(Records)
--*--

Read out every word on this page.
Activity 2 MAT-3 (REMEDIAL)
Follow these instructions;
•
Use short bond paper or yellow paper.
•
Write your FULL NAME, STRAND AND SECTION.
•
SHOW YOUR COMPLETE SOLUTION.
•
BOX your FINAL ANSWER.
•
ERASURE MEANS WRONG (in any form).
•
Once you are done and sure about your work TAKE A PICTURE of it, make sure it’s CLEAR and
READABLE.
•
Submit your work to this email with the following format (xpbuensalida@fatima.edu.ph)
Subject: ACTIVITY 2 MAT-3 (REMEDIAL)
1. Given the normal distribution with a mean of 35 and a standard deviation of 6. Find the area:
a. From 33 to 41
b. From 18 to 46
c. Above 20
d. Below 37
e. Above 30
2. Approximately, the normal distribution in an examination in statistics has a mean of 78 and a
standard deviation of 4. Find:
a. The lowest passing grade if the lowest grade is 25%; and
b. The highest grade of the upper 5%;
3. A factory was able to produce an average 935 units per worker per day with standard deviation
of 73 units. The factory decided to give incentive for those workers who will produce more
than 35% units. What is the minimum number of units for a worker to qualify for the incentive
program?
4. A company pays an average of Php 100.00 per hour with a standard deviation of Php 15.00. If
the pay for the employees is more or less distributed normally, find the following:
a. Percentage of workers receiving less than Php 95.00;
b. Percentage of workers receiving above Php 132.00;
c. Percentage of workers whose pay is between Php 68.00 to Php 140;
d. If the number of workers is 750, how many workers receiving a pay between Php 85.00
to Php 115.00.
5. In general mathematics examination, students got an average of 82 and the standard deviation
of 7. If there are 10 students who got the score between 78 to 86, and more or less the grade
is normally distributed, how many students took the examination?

--*--

(Directive)
Each entry above needs to be retyped exactly.

(Task response)
Read out every word on this page.
Activity 2 MAT-3 (REMEDIAL)
Follow these instructions;
•
Use short bond paper or yellow paper.
•
Write your FULL NAME, STRAND AND SECTION.
•
SHOW YOUR COMPLETE SOLUTION.
•
BOX your FINAL ANSWER.
•
ERASURE MEANS WRONG (in any form).
•
Once you are done and sure about your work TAKE A PICTURE of it, make sure it’s CLEAR and
READABLE.
•
Submit your work to this email with the following format (xpbuensalida@fatima.edu.ph)
Subject: ACTIVITY 2 MAT-3 (REMEDIAL)
1. Given the normal distribution with a mean of 35 and a standard deviation of 6. Find the area:
a. From 33 to 41
b. From 18 to 46
c. Above 20
d. Below 37
e. Above 30
2. Approximately, the normal distribution in an examination in statistics has a mean of 78 and a
standard deviation of 4. Find:
a. The lowest passing grade if the lowest grade is 25%; and
b. The highest grade of the upper 5%;
3. A factory was able to produce an average 935 units per worker per day with standard deviation
of 73 units. The factory decided to give incentive for those workers who will produce more
than 35% units. What is the minimum number of units for a worker to qualify for the incentive
program?
4. A company pays an average of Php 100.00 per hour with a standard deviation of Php 15.00. If
the pay for the employees is more or less distributed normally, find the following:
a. Percentage of workers receiving less than Php 95.00;
b. Percentage of workers receiving above Php 132.00;
c. Percentage of workers whose pay is between Php 68.00 to Php 140;
d. If the number of workers is 750, how many workers receiving a pay between Php 85.00
to Php 115.00.
5. In general mathematics examination, students got an average of 82 and the standard deviation
of 7. If there are 10 students who got the score between 78 to 86, and more or less the grade
is normally distributed, how many students took the examination?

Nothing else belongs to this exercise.